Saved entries
#####

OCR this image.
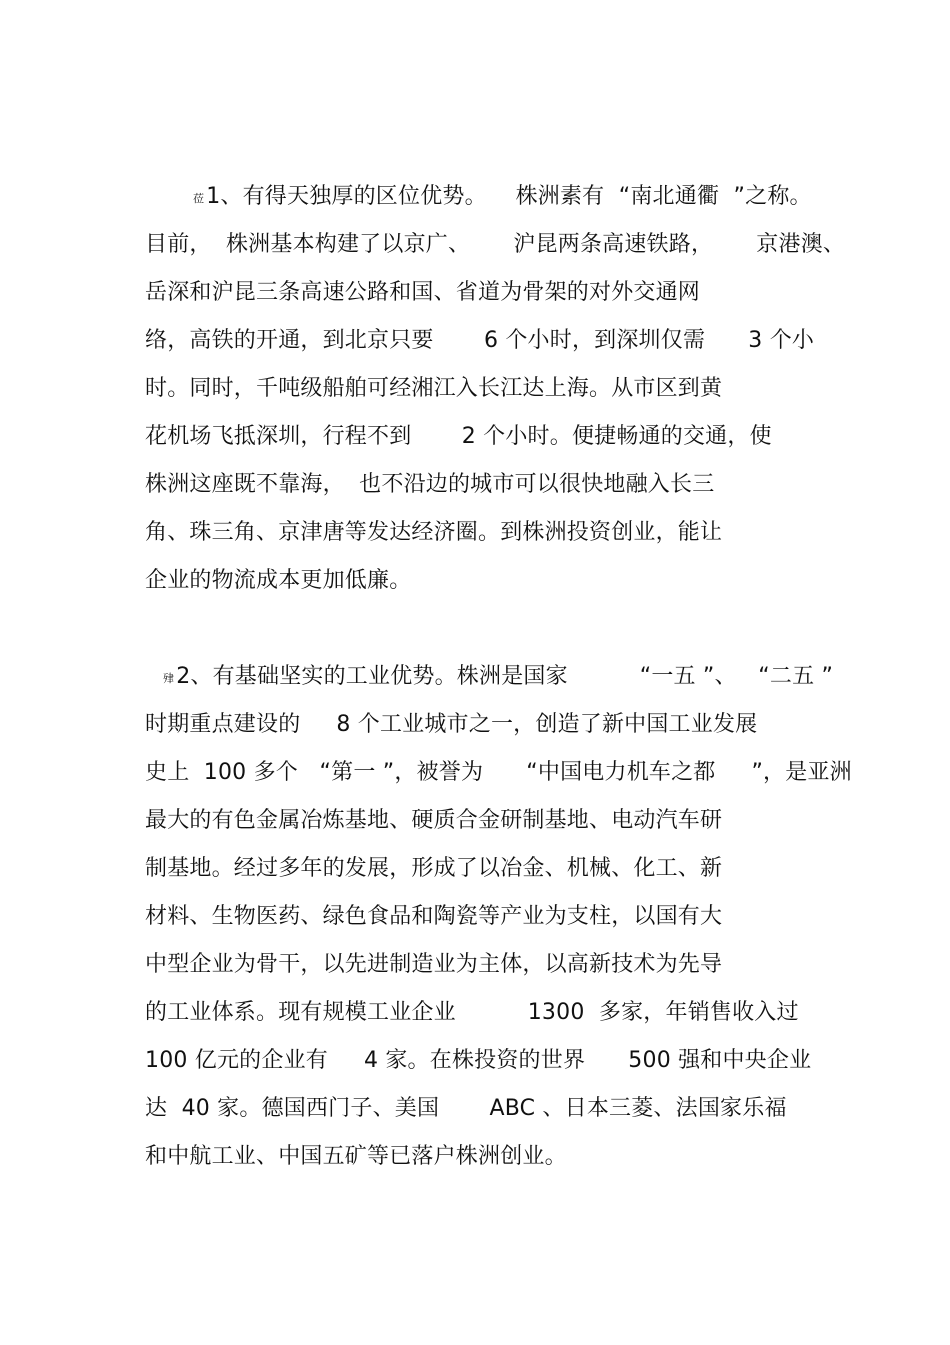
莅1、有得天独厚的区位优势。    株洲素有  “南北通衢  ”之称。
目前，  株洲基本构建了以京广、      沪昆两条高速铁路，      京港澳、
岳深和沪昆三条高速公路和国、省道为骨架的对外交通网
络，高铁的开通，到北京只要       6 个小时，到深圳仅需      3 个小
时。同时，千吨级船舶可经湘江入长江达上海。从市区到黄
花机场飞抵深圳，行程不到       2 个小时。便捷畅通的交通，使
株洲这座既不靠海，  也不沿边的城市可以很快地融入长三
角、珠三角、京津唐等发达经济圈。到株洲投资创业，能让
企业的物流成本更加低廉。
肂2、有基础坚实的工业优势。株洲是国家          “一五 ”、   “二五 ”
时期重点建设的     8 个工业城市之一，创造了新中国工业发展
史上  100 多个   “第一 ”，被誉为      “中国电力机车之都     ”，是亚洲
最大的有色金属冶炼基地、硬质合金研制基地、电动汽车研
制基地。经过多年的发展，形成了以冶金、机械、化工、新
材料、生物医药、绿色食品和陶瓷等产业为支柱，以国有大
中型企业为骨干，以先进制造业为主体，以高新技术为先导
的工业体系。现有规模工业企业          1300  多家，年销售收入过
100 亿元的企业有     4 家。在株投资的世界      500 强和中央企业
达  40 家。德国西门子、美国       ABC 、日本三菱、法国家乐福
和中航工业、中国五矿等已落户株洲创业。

#####

Quote the entries in full. Any image among them is to be omitted from the copy.

OCR this image.
莅1、有得天独厚的区位优势。    株洲素有  “南北通衢  ”之称。
目前，  株洲基本构建了以京广、      沪昆两条高速铁路，      京港澳、
岳深和沪昆三条高速公路和国、省道为骨架的对外交通网
络，高铁的开通，到北京只要       6 个小时，到深圳仅需      3 个小
时。同时，千吨级船舶可经湘江入长江达上海。从市区到黄
花机场飞抵深圳，行程不到       2 个小时。便捷畅通的交通，使
株洲这座既不靠海，  也不沿边的城市可以很快地融入长三
角、珠三角、京津唐等发达经济圈。到株洲投资创业，能让
企业的物流成本更加低廉。
肂2、有基础坚实的工业优势。株洲是国家          “一五 ”、   “二五 ”
时期重点建设的     8 个工业城市之一，创造了新中国工业发展
史上  100 多个   “第一 ”，被誉为      “中国电力机车之都     ”，是亚洲
最大的有色金属冶炼基地、硬质合金研制基地、电动汽车研
制基地。经过多年的发展，形成了以冶金、机械、化工、新
材料、生物医药、绿色食品和陶瓷等产业为支柱，以国有大
中型企业为骨干，以先进制造业为主体，以高新技术为先导
的工业体系。现有规模工业企业          1300  多家，年销售收入过
100 亿元的企业有     4 家。在株投资的世界      500 强和中央企业
达  40 家。德国西门子、美国       ABC 、日本三菱、法国家乐福
和中航工业、中国五矿等已落户株洲创业。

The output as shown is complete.